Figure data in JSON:
* begin *

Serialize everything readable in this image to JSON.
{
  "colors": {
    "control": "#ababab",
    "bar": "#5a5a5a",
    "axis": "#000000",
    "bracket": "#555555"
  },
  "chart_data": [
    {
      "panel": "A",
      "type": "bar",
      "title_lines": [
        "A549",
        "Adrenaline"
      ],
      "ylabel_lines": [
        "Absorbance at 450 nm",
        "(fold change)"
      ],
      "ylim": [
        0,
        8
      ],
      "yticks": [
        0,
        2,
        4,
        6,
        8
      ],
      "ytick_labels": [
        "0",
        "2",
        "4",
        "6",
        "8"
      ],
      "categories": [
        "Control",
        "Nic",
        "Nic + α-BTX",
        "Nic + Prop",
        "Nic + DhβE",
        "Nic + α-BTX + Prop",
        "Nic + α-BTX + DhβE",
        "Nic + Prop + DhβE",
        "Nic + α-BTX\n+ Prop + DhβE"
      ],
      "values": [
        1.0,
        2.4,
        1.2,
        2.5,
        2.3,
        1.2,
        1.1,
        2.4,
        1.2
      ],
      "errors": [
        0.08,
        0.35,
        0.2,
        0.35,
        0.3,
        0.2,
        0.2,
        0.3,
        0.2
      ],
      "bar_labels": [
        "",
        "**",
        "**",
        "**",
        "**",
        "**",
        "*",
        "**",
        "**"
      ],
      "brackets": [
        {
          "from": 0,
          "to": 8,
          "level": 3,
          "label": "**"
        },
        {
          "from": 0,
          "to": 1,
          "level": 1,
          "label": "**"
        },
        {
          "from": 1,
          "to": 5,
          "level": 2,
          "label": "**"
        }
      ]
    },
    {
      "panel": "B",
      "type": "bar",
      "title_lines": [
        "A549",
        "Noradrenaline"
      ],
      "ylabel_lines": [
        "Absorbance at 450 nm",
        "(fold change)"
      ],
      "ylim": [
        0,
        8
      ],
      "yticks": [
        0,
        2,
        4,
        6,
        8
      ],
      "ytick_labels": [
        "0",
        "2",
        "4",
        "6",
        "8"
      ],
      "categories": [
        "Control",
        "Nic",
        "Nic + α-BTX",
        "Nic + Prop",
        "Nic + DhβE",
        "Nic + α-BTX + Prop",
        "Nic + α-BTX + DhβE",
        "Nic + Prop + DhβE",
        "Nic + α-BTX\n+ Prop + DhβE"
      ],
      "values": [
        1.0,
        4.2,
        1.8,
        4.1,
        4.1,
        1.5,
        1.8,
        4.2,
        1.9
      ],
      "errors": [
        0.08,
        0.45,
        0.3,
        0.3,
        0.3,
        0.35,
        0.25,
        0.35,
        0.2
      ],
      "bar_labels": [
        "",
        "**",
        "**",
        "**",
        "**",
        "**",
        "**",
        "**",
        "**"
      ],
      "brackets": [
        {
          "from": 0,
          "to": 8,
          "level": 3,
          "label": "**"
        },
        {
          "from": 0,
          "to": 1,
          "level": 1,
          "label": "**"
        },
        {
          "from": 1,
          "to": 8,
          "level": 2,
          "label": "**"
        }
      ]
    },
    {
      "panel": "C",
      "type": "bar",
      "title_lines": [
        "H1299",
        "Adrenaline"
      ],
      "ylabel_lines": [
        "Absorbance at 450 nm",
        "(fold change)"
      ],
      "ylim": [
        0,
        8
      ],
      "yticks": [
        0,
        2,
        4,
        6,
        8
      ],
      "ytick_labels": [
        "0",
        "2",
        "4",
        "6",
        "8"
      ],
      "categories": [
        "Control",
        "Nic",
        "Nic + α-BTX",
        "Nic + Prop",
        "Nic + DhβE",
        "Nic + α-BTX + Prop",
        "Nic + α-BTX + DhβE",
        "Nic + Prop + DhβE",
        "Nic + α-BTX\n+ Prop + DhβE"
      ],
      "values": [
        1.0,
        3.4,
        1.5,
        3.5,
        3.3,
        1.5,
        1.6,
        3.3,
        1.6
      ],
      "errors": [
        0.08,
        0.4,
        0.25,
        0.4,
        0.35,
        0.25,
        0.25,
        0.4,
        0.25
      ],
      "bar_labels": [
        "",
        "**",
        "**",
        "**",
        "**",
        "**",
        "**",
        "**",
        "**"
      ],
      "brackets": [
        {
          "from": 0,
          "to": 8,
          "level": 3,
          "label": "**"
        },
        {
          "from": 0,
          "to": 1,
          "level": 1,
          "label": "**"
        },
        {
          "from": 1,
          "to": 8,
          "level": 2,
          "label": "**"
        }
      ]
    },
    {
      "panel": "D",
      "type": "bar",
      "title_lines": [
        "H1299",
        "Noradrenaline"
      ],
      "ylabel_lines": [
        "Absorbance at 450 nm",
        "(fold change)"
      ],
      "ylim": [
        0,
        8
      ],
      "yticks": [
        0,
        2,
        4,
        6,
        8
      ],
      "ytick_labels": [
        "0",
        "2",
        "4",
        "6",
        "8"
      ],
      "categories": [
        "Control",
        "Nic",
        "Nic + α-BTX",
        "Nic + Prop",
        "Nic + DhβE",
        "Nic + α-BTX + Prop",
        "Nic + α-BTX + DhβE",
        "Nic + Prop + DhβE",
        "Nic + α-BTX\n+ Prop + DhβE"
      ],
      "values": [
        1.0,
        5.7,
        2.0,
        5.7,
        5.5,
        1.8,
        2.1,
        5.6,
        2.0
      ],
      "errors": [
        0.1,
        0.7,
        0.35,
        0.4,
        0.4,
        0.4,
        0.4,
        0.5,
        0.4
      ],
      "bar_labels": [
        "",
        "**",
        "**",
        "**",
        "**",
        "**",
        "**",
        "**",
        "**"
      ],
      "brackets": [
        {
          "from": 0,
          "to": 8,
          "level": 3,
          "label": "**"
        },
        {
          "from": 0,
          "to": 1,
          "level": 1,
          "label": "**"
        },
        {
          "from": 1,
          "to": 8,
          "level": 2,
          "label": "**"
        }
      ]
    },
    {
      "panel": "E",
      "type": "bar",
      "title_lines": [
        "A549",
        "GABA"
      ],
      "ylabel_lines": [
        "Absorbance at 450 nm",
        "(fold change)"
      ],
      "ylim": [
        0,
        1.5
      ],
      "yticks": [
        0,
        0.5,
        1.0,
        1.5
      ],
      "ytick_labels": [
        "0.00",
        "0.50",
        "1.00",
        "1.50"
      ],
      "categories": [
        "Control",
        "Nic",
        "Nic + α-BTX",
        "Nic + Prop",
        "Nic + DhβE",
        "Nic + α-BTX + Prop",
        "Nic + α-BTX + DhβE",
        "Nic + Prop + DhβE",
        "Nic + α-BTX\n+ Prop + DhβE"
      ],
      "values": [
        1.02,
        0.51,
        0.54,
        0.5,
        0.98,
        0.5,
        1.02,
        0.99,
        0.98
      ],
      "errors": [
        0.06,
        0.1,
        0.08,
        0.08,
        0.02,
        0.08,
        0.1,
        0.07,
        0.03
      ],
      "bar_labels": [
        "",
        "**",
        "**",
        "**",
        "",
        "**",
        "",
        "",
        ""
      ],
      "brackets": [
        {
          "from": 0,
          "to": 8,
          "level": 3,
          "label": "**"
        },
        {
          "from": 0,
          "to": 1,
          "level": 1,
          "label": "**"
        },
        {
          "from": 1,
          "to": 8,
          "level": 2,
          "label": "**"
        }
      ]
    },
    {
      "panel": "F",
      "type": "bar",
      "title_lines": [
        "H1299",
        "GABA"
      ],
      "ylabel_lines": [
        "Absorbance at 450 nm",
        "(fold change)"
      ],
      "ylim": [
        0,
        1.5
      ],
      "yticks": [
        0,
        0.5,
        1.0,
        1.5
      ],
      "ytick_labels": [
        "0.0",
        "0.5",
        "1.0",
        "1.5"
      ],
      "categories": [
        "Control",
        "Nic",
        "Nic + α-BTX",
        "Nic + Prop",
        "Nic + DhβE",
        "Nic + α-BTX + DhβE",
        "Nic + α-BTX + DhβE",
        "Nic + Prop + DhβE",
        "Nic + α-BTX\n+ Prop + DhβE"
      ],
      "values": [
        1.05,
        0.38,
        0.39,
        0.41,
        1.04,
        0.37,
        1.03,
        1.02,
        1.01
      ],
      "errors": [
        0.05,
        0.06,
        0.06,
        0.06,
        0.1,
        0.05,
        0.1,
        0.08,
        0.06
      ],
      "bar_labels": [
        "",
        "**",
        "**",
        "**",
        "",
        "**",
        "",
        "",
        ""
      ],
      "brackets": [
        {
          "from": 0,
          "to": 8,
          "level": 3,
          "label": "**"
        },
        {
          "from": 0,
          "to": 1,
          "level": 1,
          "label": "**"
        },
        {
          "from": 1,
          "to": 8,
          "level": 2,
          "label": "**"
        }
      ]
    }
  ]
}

* end *

* **SHORT TASK**: Scan the data for the word "panel" and copy every line where it shows up.

* **TASK RESPONSE**:
      "panel": "A",
      "panel": "B",
      "panel": "C",
      "panel": "D",
      "panel": "E",
      "panel": "F",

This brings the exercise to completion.